INSTRUCTIONS TO FOLLOW:
Check each line of the material below for the string "expanded", then report how many lines have it, and nothing else.

Start of INPUT FOR THIS TASK

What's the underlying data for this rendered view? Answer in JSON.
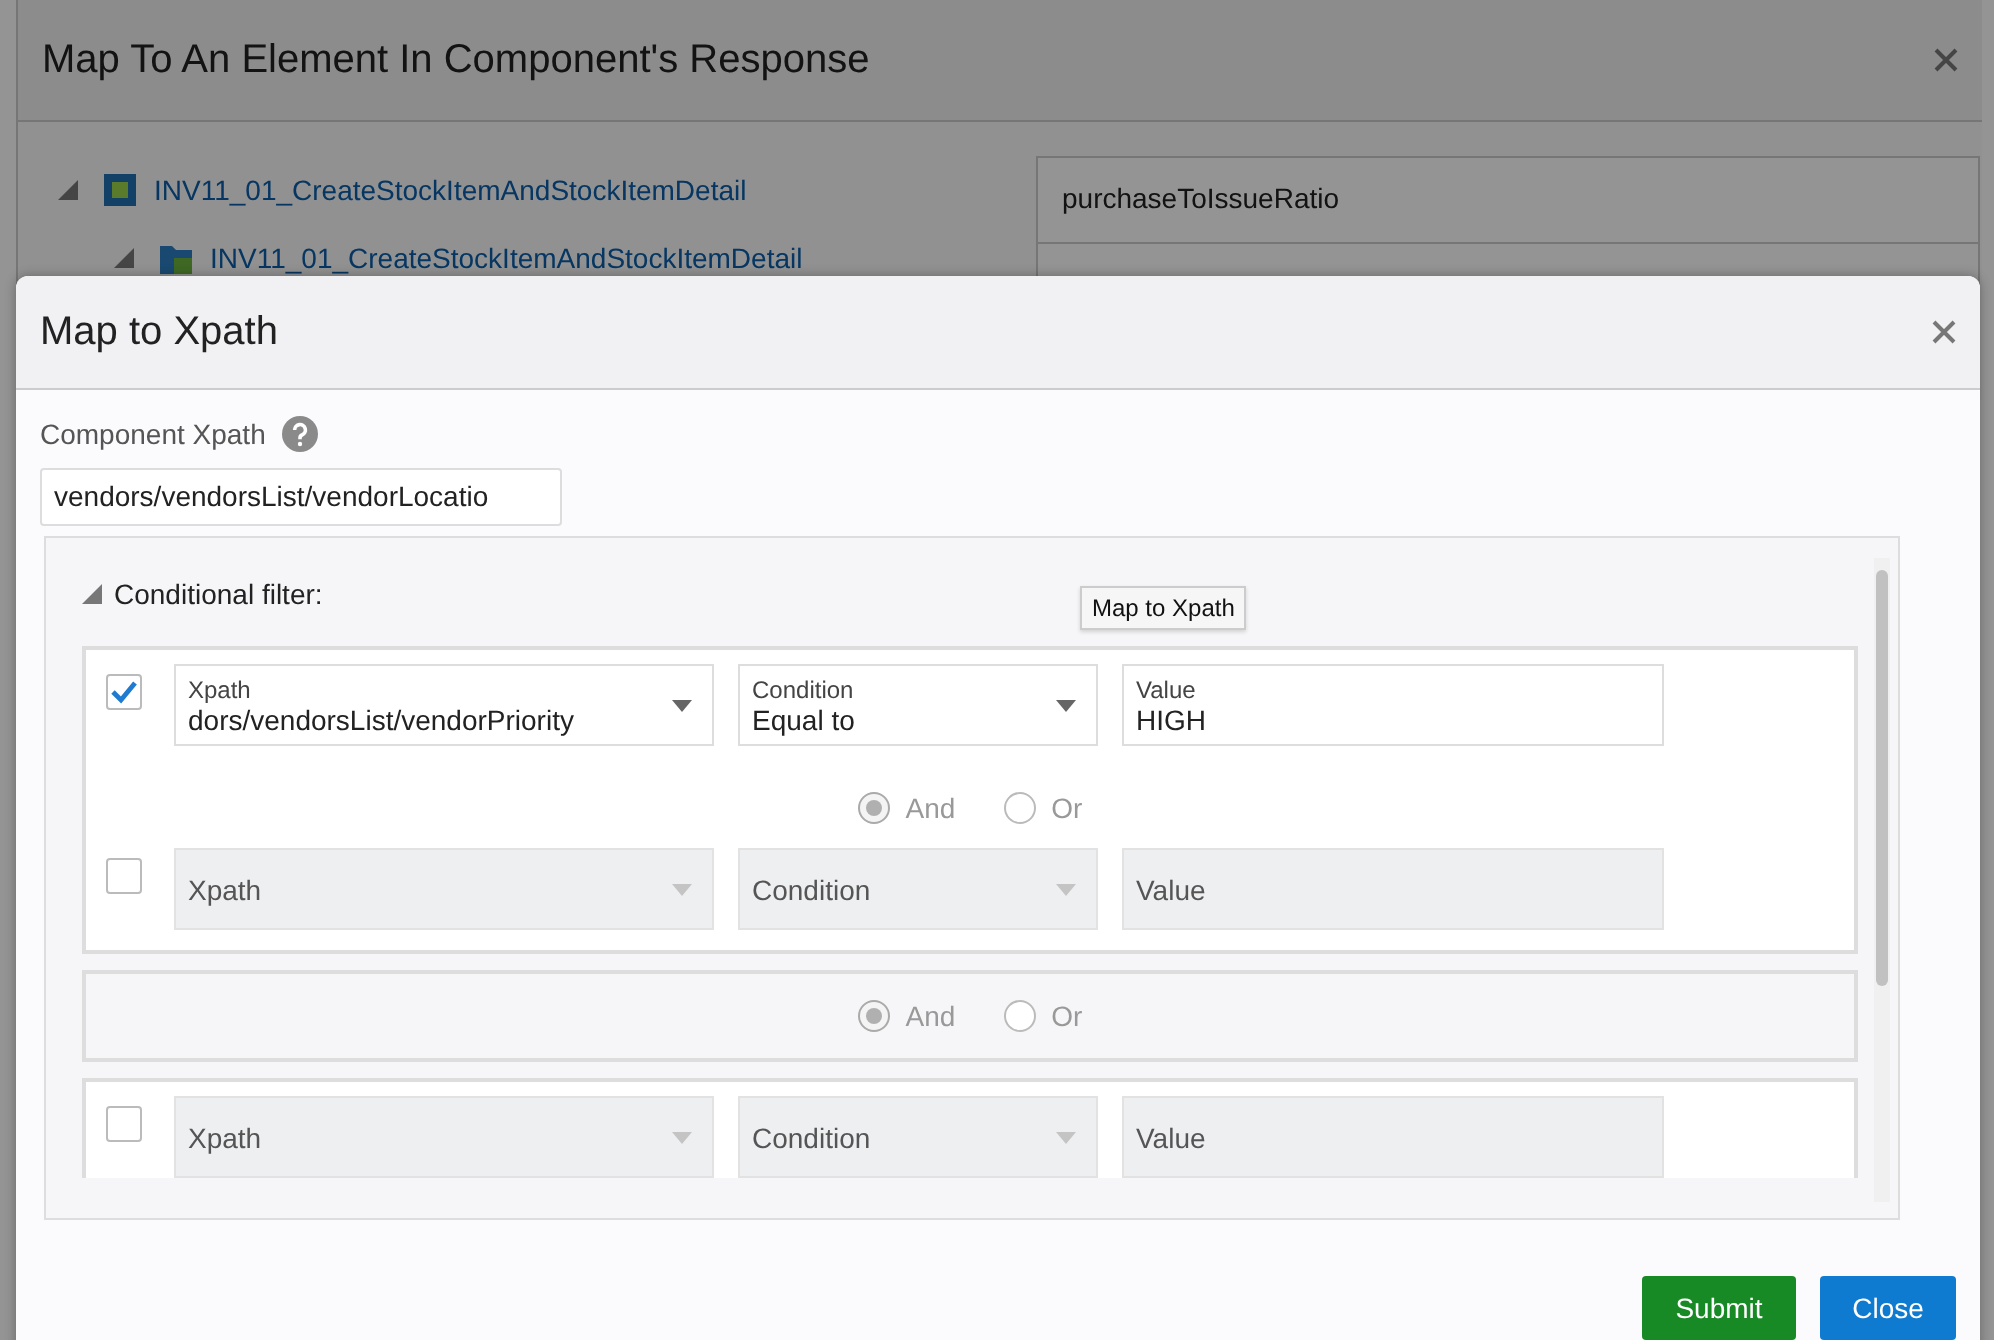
{
  "back_dialog": {
    "title": "Map To An Element In Component's Response",
    "tree": [
      {
        "label": "INV11_01_CreateStockItemAndStockItemDetail",
        "expanded": true,
        "children": [
          {
            "label": "INV11_01_CreateStockItemAndStockItemDetail",
            "expanded": true
          }
        ]
      }
    ],
    "fields": [
      "purchaseToIssueRatio"
    ]
  },
  "dialog": {
    "title": "Map to Xpath",
    "xpath_label": "Component Xpath",
    "xpath_value": "vendors/vendorsList/vendorLocatio",
    "tooltip": "Map to Xpath",
    "filter": {
      "label": "Conditional filter:",
      "expanded": true,
      "boxes": [
        {
          "rows": [
            {
              "kind": "condition",
              "checked": true,
              "disabled": false,
              "xpath": {
                "label": "Xpath",
                "value": "dors/vendorsList/vendorPriority"
              },
              "condition": {
                "label": "Condition",
                "value": "Equal to"
              },
              "value": {
                "label": "Value",
                "value": "HIGH"
              }
            },
            {
              "kind": "operator",
              "options": [
                {
                  "label": "And",
                  "selected": true
                },
                {
                  "label": "Or",
                  "selected": false
                }
              ]
            },
            {
              "kind": "condition",
              "checked": false,
              "disabled": true,
              "xpath": {
                "placeholder": "Xpath"
              },
              "condition": {
                "placeholder": "Condition"
              },
              "value": {
                "placeholder": "Value"
              }
            }
          ]
        },
        {
          "rows": [
            {
              "kind": "operator",
              "options": [
                {
                  "label": "And",
                  "selected": true
                },
                {
                  "label": "Or",
                  "selected": false
                }
              ]
            }
          ]
        },
        {
          "rows": [
            {
              "kind": "condition",
              "checked": false,
              "disabled": true,
              "xpath": {
                "placeholder": "Xpath"
              },
              "condition": {
                "placeholder": "Condition"
              },
              "value": {
                "placeholder": "Value"
              }
            }
          ]
        }
      ]
    },
    "buttons": [
      {
        "label": "Submit",
        "kind": "primary"
      },
      {
        "label": "Close",
        "kind": "secondary"
      }
    ]
  }
}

End of INPUT FOR THIS TASK

TASK RESPONSE:
3